··· SOURCE DOCUMENT
Consider the following factors when selecting compute (server) hardware:

* Server density
   A measure of how many servers can fit into a given measure of
   physical space, such as a rack unit [U].

* Resource capacity
   The number of CPU cores, how much RAM, or how much storage a given
   server delivers.

* Expandability
   The number of additional resources you can add to a server before it
   reaches capacity.

* Cost
   The relative cost of the hardware weighed against the level of
   design effort needed to build the system.

Weigh these considerations against each other to determine the best
design for the desired purpose. For example, increasing server density
means sacrificing resource capacity or expandability.  Increasing resource
capacity and expandability can increase cost but decrease server density.
Decreasing cost often means decreasing supportability, server density,
resource capacity, and expandability.

Compute capacity (CPU cores and RAM capacity) is a secondary
consideration for selecting server hardware. The required
server hardware must supply adequate CPU sockets, additional CPU cores,
and more RAM; network connectivity and storage capacity are not as
critical. The hardware needs to provide enough network connectivity and
storage capacity to meet the user requirements.

For a compute-focused cloud, emphasis should be on server
hardware that can offer more CPU sockets, more CPU cores, and more RAM.
Network connectivity and storage capacity are less critical.

When designing a OpenStack cloud architecture, you must
consider whether you intend to scale up or scale out. Selecting a
smaller number of larger hosts, or a larger number of smaller hosts,
depends on a combination of factors: cost, power, cooling, physical rack
and floor space, support-warranty, and manageability.
······
··· MATERIAL SHOWN
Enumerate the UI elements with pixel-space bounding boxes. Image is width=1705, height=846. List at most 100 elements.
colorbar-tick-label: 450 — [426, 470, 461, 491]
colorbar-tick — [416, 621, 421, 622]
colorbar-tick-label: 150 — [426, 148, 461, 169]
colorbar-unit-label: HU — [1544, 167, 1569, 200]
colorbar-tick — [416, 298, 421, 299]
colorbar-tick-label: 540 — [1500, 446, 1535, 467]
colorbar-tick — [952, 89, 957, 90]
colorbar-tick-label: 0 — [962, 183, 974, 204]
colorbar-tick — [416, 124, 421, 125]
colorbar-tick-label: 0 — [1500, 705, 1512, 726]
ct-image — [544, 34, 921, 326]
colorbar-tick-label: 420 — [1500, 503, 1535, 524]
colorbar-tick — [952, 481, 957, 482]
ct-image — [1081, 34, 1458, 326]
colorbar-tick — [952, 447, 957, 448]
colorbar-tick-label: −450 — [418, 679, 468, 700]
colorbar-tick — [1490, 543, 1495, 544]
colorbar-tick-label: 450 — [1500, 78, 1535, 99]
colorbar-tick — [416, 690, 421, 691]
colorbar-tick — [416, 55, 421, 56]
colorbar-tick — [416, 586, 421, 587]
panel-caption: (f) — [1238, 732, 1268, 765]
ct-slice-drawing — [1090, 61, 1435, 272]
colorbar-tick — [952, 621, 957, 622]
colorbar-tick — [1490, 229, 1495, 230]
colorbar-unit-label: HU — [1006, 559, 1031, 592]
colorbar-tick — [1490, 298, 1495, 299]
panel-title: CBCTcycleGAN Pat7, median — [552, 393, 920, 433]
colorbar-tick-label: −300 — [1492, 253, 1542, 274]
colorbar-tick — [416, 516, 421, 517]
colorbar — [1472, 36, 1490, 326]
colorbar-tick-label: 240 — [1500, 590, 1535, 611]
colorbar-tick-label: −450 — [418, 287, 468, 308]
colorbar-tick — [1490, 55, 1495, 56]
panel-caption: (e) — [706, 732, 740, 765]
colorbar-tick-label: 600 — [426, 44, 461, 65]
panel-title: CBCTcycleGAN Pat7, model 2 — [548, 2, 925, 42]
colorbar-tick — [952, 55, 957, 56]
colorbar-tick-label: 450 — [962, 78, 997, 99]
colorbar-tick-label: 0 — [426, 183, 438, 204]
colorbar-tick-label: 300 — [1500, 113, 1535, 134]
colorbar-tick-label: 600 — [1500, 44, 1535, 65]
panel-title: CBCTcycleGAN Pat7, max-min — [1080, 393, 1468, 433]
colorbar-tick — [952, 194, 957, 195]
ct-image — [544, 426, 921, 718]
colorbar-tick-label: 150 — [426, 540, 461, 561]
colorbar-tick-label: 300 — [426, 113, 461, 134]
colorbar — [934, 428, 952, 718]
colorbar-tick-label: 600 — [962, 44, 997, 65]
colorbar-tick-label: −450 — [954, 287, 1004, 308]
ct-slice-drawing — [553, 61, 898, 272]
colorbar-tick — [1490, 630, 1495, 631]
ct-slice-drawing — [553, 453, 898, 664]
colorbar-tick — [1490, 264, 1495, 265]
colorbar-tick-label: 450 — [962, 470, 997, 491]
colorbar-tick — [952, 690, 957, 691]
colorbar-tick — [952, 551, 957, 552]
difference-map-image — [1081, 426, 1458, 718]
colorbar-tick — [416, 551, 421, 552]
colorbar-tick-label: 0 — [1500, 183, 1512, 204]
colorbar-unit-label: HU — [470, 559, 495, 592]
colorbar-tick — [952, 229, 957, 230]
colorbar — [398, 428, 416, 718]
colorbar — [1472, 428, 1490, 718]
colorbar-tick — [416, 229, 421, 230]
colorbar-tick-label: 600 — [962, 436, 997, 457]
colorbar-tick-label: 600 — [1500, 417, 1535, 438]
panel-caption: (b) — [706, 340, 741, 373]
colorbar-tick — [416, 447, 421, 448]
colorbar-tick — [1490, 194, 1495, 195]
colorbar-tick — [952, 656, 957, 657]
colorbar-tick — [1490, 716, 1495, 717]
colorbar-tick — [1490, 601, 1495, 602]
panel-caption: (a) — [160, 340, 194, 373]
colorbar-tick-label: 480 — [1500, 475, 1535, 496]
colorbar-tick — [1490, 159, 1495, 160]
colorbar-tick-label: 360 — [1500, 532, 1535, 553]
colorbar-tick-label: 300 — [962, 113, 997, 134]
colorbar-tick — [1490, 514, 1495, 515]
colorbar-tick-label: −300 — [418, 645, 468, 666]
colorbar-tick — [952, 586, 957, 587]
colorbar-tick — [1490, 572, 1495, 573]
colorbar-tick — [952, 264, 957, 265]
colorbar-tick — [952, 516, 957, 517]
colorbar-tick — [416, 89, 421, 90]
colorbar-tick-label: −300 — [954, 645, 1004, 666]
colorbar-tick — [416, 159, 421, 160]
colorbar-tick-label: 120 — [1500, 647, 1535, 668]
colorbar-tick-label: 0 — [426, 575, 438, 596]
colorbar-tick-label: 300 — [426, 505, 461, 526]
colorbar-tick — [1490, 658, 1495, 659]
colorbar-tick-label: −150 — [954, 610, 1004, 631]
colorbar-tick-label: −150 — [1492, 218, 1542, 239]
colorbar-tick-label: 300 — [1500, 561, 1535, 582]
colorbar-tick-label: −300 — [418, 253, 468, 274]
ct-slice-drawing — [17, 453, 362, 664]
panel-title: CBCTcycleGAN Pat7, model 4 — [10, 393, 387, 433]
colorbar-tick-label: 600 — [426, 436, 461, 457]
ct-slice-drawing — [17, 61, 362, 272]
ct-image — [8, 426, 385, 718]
······
» **TASK TO COMPLETE**
Pick up the passage on choosing compute server hardware after its last sentence and keep writing it. These records were drawn from a separate source.

» **OUTPUT FOR THIS EXERCISE**
Consider the following in selecting server hardware form factor suited for
your OpenStack design architecture:

* Most blade servers can support dual-socket multi-core CPUs. To avoid
  this CPU limit, select ``full width`` or ``full height`` blades. Be
  aware, however, that this also decreases server density. For example,
  high density blade servers such as HP BladeSystem or Dell PowerEdge
  M1000e support up to 16 servers in only ten rack units. Using
  half-height blades is twice as dense as using full-height blades,
  which results in only eight servers per ten rack units.

* 1U rack-mounted servers have the ability to offer greater server density
  than a blade server solution, but are often limited to dual-socket,
  multi-core CPU configurations. It is possible to place forty 1U servers
  in a rack, providing space for the top of rack (ToR) switches, compared
  to 32 full width blade servers.

  To obtain greater than dual-socket support in a 1U rack-mount form
  factor, customers need to buy their systems from Original Design
  Manufacturers (ODMs) or second-tier manufacturers.

  .. warning::

     This may cause issues for organizations that have preferred
     vendor policies or concerns with support and hardware warranties
     of non-tier 1 vendors.

* 2U rack-mounted servers provide quad-socket, multi-core CPU support,
  but with a corresponding decrease in server density (half the density
  that 1U rack-mounted servers offer).

* Larger rack-mounted servers, such as 4U servers, often provide even
  greater CPU capacity, commonly supporting four or even eight CPU
  sockets. These servers have greater expandability, but such servers
  have much lower server density and are often more expensive.

* ``Sled servers`` are rack-mounted servers that support multiple
  independent servers in a single 2U or 3U enclosure. These deliver
  higher density as compared to typical 1U or 2U rack-mounted servers.
  For example, many sled servers offer four independent dual-socket
  nodes in 2U for a total of eight CPU sockets in 2U.

Other factors that influence server hardware selection for an OpenStack
design architecture include:

Instance density
 More hosts are required to support the anticipated scale
 if the design architecture uses dual-socket hardware designs.

 For a general purpose OpenStack cloud, sizing is an important consideration.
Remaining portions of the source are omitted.